What you will do –
**a.** In the patch, rewrite everything from "Suggested-by: Thomas Hellström" down to "changed, 309 insertions(+)", changing "insertions" to "additions".
**b.** According to the patch, what are the GT TLB invalidation jobs built on top of?

Text –
[PATCH 5/6] drm/xe: Add GT TLB invalidation jobs

Tue Jun 17 15:37:29 UTC 2025

Add GT TLB invalidation jobs which issue GT TLB invalidations. Built on
top of Xe generic dependency scheduler.

Suggested-by: Thomas Hellström <thomas.hellstrom at linux.intel.com>
Signed-off-by: Matthew Brost <matthew.brost at intel.com>
---
 drivers/gpu/drm/xe/Makefile              |   1 +
 drivers/gpu/drm/xe/xe_gt_tlb_inval_job.c | 274 +++++++++++++++++++++++
 drivers/gpu/drm/xe/xe_gt_tlb_inval_job.h |  34 +++
 3 files changed, 309 insertions(+)
 create mode 100644 drivers/gpu/drm/xe/xe_gt_tlb_inval_job.c
 create mode 100644 drivers/gpu/drm/xe/xe_gt_tlb_inval_job.h

diff --git a/drivers/gpu/drm/xe/Makefile b/drivers/gpu/drm/xe/Makefile
index 3523bd093b7a..8387f6966d1f 100644
--- a/drivers/gpu/drm/xe/Makefile
+++ b/drivers/gpu/drm/xe/Makefile
@@ -55,6 +55,7 @@ xe-y += xe_bb.o \
 	xe_gt_sysfs.o \
 	xe_gt_throttle.o \
 	xe_gt_tlb_invalidation.o \
+	xe_gt_tlb_inval_job.o \
 	xe_gt_topology.o \
 	xe_guc.o \
 	xe_guc_ads.o \
diff --git a/drivers/gpu/drm/xe/xe_gt_tlb_inval_job.c b/drivers/gpu/drm/xe/xe_gt_tlb_inval_job.c
new file mode 100644
index 000000000000..68f0896f7ffe
--- /dev/null
+++ b/drivers/gpu/drm/xe/xe_gt_tlb_inval_job.c
@@ -0,0 +1,274 @@
+// SPDX-License-Identifier: MIT
+/*
+ * Copyright © 2025 Intel Corporation
+ */
+
+#include "xe_dep_job_types.h"

[Stored data entries]
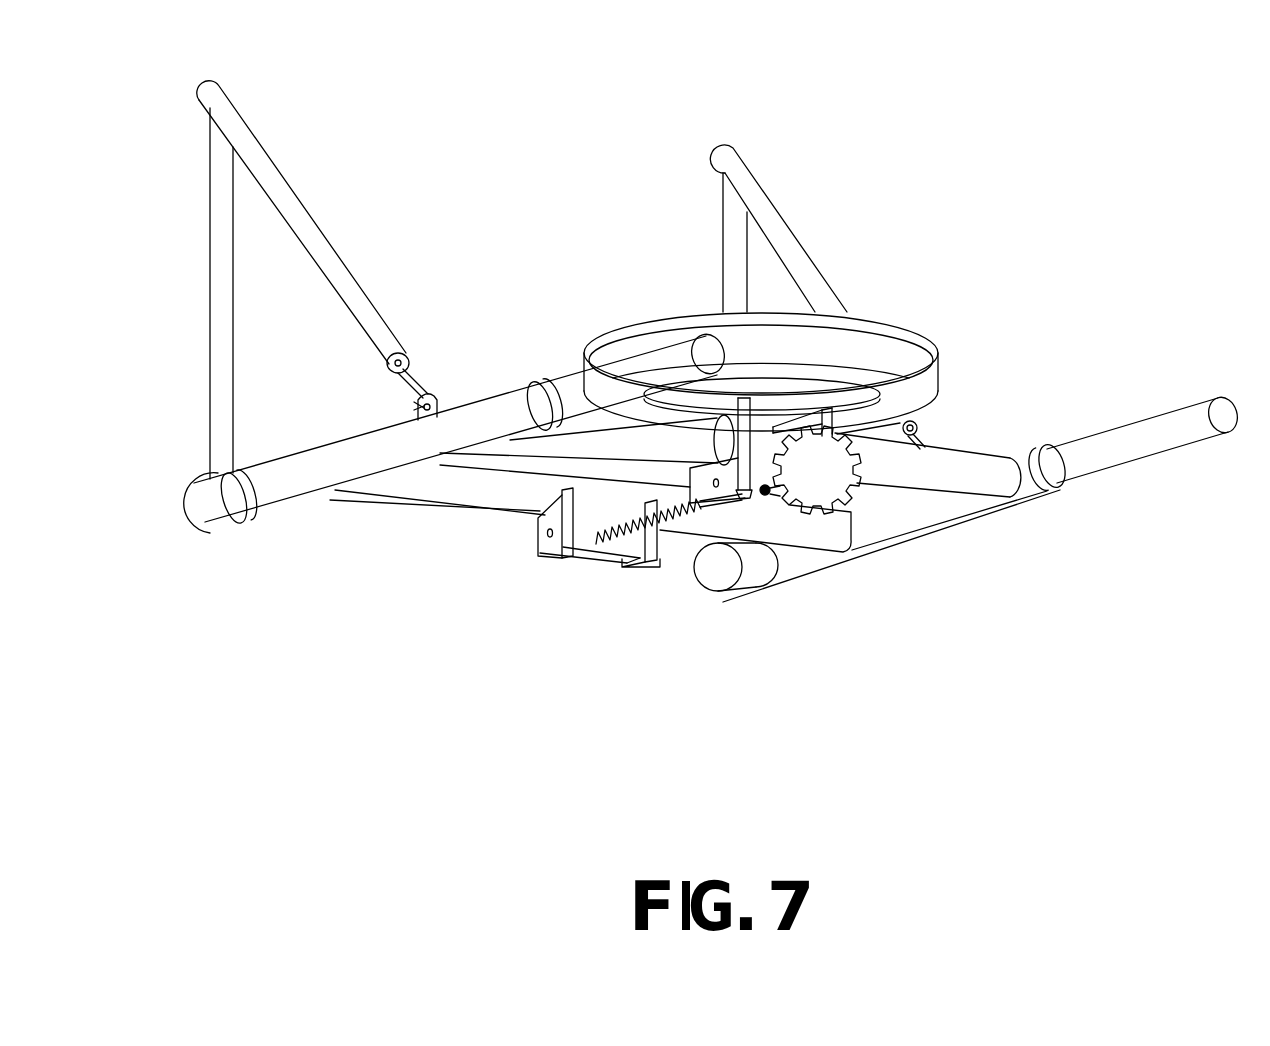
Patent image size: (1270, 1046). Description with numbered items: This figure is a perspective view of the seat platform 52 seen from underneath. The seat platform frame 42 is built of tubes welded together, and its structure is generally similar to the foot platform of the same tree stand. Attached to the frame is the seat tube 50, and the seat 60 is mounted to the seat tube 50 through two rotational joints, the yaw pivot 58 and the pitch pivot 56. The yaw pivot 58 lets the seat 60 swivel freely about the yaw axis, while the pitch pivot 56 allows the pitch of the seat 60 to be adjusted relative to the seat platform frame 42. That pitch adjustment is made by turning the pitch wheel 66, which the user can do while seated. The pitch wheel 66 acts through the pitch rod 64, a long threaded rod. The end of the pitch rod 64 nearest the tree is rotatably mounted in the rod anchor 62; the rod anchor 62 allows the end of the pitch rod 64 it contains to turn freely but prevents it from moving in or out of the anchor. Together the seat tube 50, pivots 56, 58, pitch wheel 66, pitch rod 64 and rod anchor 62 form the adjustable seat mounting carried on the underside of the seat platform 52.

The seat platform frame 42 is at (432, 443).
The seat tube 50 is at (940, 465).
The seat platform 52 is at (357, 687).
The pitch pivot 56 is at (733, 463).
The yaw pivot 58 is at (848, 407).
The seat 60 is at (857, 322).
The rod anchor 62 is at (545, 555).
The pitch rod 64 is at (628, 565).
The pitch wheel 66 is at (819, 472).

Results in order –
**a.**
Suggested-by: Thomas Hellström <thomas.hellstrom at linux.intel.com>
Signed-off-by: Matthew Brost <matthew.brost at intel.com>
---
 drivers/gpu/drm/xe/Makefile              |   1 +
 drivers/gpu/drm/xe/xe_gt_tlb_inval_job.c | 274 +++++++++++++++++++++++
 drivers/gpu/drm/xe/xe_gt_tlb_inval_job.h |  34 +++
 3 files changed, 309 additions(+)

**b.** The Xe generic dependency scheduler.